SHORT EXERCISE » Scan the data below and report how many lines include the word "більше". Nothing else is wanted.

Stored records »
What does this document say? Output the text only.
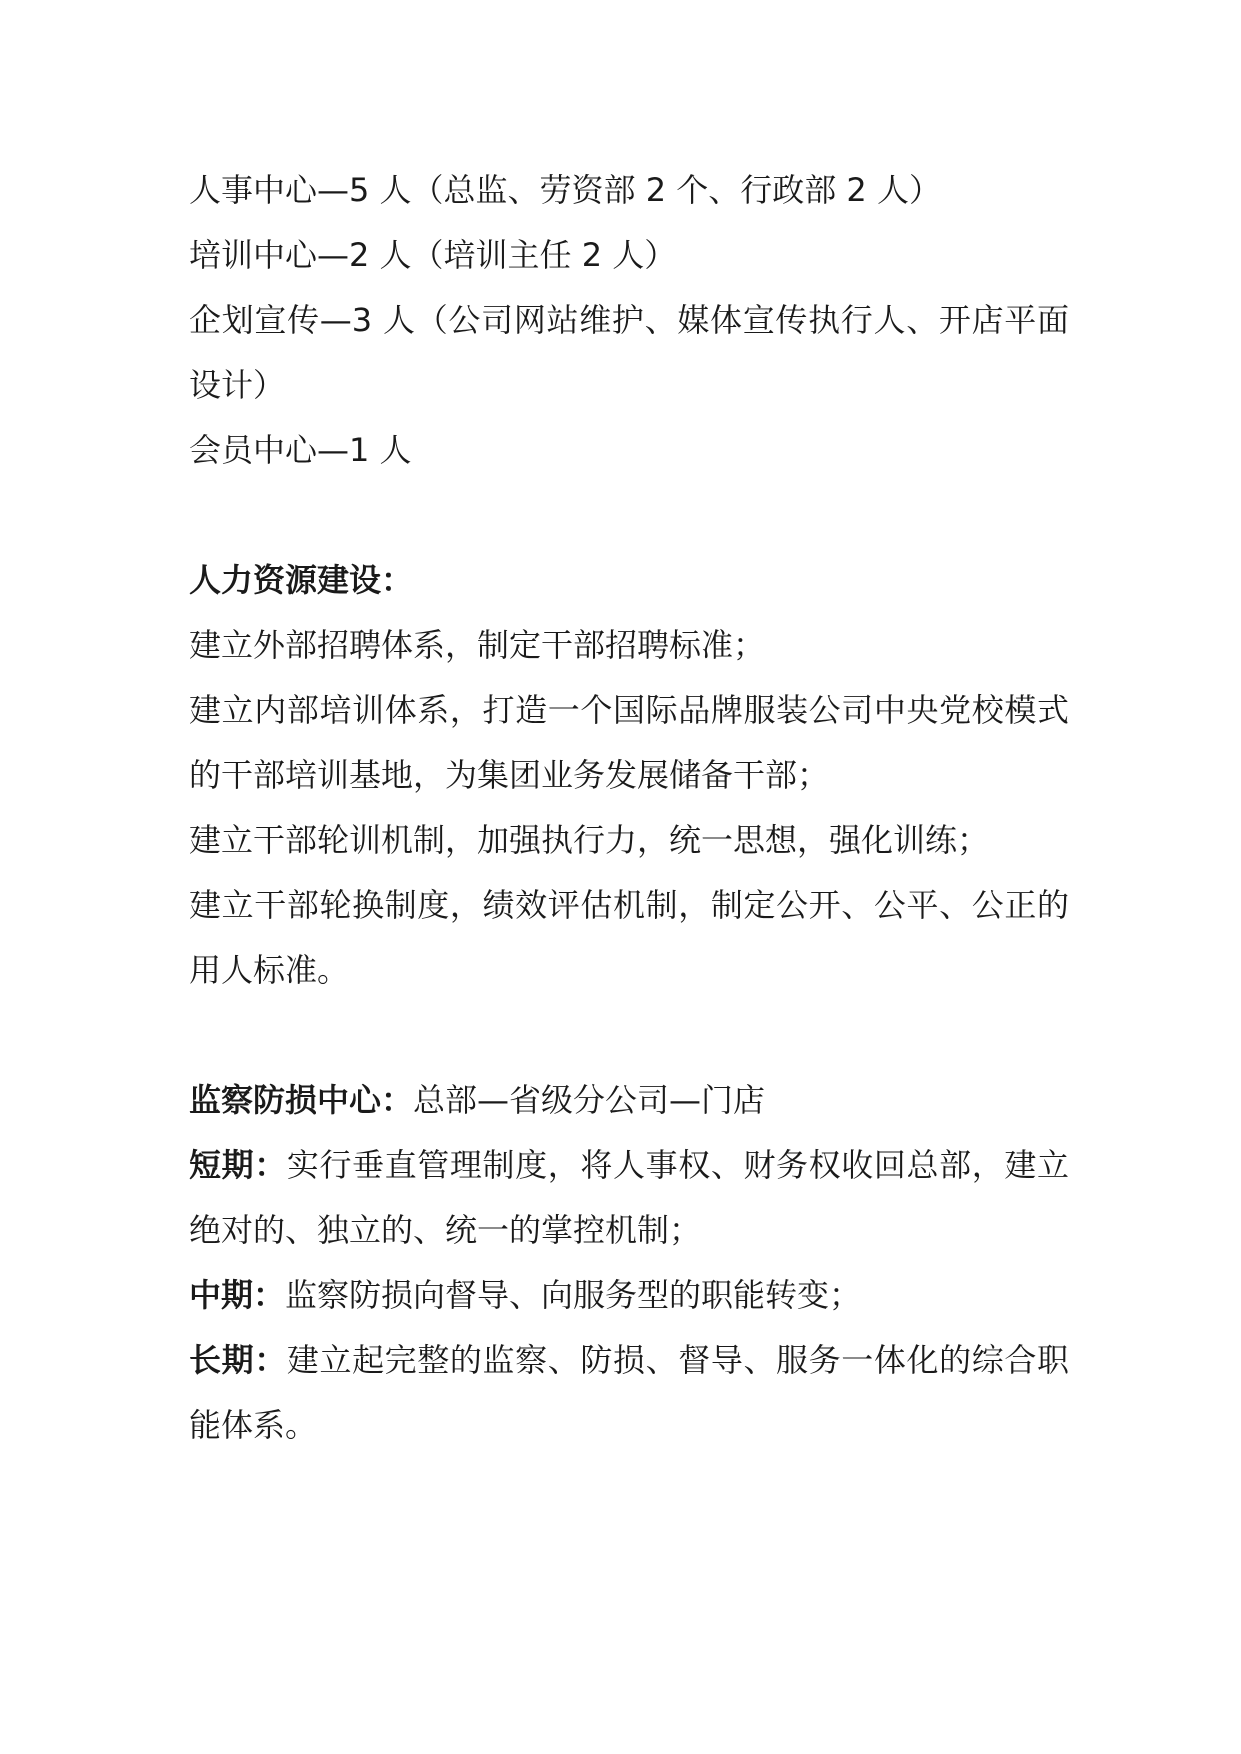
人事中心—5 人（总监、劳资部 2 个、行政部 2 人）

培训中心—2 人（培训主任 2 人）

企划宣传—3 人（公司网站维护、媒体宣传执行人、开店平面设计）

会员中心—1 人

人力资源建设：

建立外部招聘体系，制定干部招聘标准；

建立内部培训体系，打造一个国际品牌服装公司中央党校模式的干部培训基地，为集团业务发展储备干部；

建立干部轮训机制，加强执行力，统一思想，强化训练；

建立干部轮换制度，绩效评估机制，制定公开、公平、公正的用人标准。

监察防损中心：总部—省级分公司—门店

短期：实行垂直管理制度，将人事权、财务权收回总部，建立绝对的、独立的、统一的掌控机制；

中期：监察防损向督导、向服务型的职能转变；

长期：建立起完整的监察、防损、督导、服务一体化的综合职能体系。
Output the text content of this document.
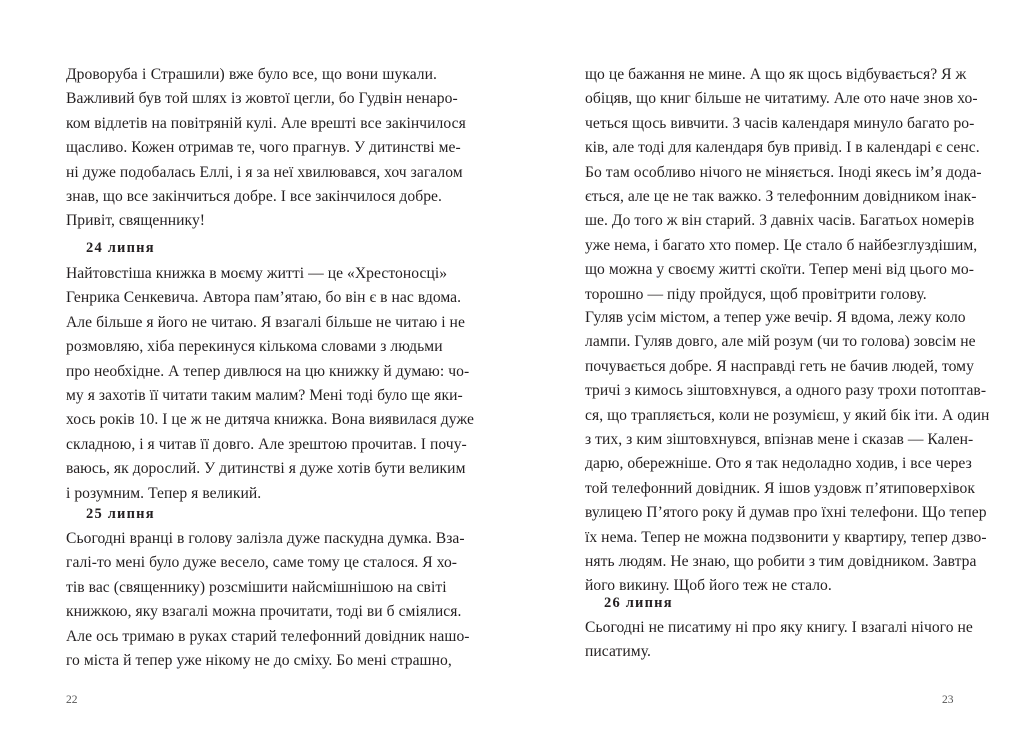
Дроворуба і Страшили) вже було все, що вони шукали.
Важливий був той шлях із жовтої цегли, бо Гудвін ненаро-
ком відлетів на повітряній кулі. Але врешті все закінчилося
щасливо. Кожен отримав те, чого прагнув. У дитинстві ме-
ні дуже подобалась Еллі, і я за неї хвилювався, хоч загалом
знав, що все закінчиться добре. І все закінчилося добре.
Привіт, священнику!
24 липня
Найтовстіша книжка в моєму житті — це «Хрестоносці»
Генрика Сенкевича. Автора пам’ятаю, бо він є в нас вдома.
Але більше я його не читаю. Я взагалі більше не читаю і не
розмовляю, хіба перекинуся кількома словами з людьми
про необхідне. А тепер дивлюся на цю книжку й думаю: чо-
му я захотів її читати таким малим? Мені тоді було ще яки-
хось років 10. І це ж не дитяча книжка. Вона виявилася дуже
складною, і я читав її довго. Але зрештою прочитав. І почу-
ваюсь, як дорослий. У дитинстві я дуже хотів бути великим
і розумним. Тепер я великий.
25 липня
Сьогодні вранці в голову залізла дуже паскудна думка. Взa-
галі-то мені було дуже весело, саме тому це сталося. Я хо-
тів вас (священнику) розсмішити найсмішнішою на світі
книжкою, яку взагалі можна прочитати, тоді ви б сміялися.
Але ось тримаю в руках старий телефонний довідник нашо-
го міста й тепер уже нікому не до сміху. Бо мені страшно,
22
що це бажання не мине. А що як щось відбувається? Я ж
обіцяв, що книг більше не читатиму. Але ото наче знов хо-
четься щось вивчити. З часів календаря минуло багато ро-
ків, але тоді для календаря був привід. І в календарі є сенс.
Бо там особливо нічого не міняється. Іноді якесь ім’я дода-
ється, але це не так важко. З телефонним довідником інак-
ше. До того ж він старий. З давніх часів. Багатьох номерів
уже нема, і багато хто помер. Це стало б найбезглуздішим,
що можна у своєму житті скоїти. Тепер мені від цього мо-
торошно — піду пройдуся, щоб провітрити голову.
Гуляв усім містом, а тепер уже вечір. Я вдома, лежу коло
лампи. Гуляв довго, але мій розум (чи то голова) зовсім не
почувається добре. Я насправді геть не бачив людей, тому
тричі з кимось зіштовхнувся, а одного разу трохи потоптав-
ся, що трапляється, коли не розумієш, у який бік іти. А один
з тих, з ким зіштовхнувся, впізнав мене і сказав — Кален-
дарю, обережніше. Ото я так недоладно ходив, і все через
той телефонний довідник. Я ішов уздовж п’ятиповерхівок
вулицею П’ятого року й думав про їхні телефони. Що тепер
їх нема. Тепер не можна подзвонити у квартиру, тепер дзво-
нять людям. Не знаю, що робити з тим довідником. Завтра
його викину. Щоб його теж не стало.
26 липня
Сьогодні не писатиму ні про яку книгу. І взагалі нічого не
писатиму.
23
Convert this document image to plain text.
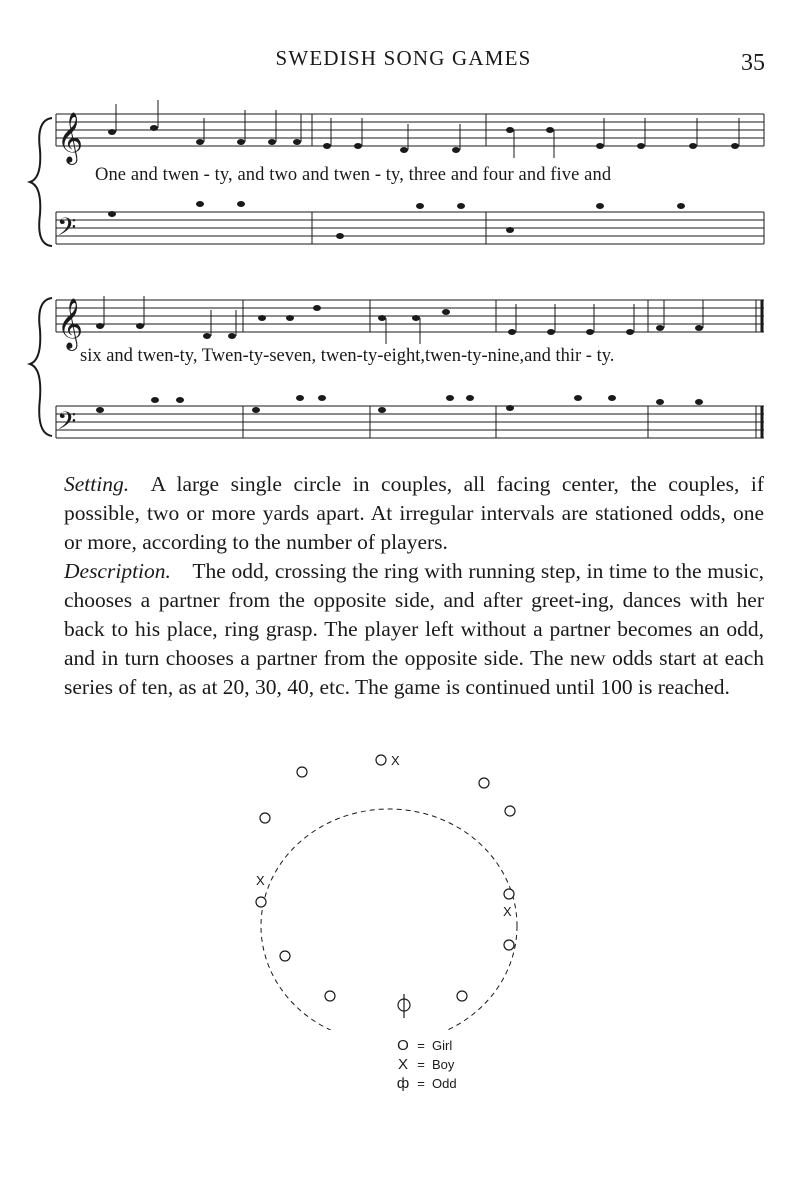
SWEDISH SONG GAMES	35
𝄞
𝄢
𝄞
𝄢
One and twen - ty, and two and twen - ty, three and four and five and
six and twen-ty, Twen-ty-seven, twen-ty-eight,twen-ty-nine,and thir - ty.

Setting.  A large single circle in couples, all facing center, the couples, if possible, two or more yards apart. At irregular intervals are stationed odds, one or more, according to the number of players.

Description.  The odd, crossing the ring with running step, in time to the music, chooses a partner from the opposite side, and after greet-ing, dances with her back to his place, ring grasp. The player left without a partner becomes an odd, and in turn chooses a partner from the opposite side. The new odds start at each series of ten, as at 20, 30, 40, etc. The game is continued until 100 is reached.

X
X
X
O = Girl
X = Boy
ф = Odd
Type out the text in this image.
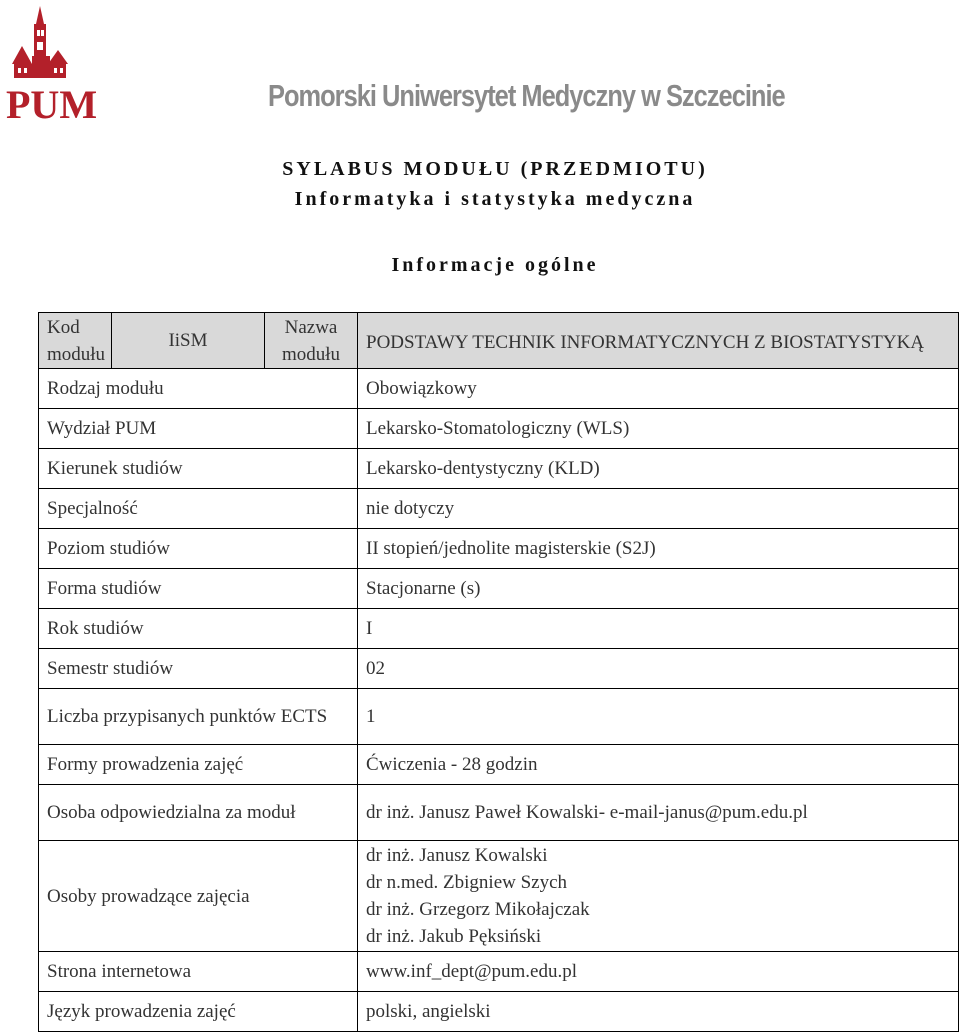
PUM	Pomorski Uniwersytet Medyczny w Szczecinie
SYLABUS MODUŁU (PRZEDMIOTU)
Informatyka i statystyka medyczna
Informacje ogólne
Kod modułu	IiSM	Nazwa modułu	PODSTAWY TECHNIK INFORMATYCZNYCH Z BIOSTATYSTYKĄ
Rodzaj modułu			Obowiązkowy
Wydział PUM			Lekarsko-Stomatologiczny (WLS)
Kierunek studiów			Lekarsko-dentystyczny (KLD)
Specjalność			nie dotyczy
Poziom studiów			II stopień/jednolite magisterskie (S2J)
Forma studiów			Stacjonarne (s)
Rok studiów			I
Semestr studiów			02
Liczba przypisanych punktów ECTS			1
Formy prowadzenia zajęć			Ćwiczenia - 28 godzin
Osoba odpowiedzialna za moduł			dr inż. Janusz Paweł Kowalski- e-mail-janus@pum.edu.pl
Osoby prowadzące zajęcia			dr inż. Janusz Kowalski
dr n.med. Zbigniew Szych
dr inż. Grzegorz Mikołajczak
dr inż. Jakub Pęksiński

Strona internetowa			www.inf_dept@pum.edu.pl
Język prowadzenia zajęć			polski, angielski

WORKED ANSWER » 2